Start

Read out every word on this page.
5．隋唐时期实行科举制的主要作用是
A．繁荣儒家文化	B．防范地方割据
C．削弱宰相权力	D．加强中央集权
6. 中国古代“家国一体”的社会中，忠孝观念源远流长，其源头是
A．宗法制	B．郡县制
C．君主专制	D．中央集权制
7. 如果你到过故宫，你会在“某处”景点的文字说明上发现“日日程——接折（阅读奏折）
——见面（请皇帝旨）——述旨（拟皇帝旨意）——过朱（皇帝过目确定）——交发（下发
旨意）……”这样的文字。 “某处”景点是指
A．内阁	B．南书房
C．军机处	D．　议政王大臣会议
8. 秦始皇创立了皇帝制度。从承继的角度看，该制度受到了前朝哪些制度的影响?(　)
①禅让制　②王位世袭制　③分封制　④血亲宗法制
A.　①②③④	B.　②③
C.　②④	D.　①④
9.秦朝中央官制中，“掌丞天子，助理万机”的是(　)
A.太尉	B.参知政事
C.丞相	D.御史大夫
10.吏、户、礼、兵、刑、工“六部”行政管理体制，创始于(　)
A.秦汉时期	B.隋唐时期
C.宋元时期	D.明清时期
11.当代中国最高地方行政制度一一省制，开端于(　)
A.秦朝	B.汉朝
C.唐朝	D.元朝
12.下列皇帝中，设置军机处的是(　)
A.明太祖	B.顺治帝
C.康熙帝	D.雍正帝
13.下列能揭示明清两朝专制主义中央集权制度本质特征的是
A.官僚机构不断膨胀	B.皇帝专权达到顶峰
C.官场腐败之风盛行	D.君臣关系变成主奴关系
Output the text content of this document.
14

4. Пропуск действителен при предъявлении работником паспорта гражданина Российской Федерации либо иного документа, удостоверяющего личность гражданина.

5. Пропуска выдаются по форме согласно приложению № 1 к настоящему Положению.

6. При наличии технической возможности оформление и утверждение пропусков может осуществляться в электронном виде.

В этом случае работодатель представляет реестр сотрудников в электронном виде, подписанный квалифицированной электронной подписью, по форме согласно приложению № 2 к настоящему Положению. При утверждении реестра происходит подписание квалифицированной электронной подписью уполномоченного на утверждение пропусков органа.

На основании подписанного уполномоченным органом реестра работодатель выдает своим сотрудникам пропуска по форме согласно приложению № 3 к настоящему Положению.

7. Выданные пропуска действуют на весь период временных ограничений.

End

Restate the whole listing exactly, leaving out nothing.

## RESULT
Read out every word on this page.
5．隋唐时期实行科举制的主要作用是
A．繁荣儒家文化	B．防范地方割据
C．削弱宰相权力	D．加强中央集权
6. 中国古代“家国一体”的社会中，忠孝观念源远流长，其源头是
A．宗法制	B．郡县制
C．君主专制	D．中央集权制
7. 如果你到过故宫，你会在“某处”景点的文字说明上发现“日日程——接折（阅读奏折）
——见面（请皇帝旨）——述旨（拟皇帝旨意）——过朱（皇帝过目确定）——交发（下发
旨意）……”这样的文字。 “某处”景点是指
A．内阁	B．南书房
C．军机处	D．　议政王大臣会议
8. 秦始皇创立了皇帝制度。从承继的角度看，该制度受到了前朝哪些制度的影响?(　)
①禅让制　②王位世袭制　③分封制　④血亲宗法制
A.　①②③④	B.　②③
C.　②④	D.　①④
9.秦朝中央官制中，“掌丞天子，助理万机”的是(　)
A.太尉	B.参知政事
C.丞相	D.御史大夫
10.吏、户、礼、兵、刑、工“六部”行政管理体制，创始于(　)
A.秦汉时期	B.隋唐时期
C.宋元时期	D.明清时期
11.当代中国最高地方行政制度一一省制，开端于(　)
A.秦朝	B.汉朝
C.唐朝	D.元朝
12.下列皇帝中，设置军机处的是(　)
A.明太祖	B.顺治帝
C.康熙帝	D.雍正帝
13.下列能揭示明清两朝专制主义中央集权制度本质特征的是
A.官僚机构不断膨胀	B.皇帝专权达到顶峰
C.官场腐败之风盛行	D.君臣关系变成主奴关系
Output the text content of this document.
14

4. Пропуск действителен при предъявлении работником паспорта гражданина Российской Федерации либо иного документа, удостоверяющего личность гражданина.

5. Пропуска выдаются по форме согласно приложению № 1 к настоящему Положению.

6. При наличии технической возможности оформление и утверждение пропусков может осуществляться в электронном виде.

В этом случае работодатель представляет реестр сотрудников в электронном виде, подписанный квалифицированной электронной подписью, по форме согласно приложению № 2 к настоящему Положению. При утверждении реестра происходит подписание квалифицированной электронной подписью уполномоченного на утверждение пропусков органа.

На основании подписанного уполномоченным органом реестра работодатель выдает своим сотрудникам пропуска по форме согласно приложению № 3 к настоящему Положению.

7. Выданные пропуска действуют на весь период временных ограничений.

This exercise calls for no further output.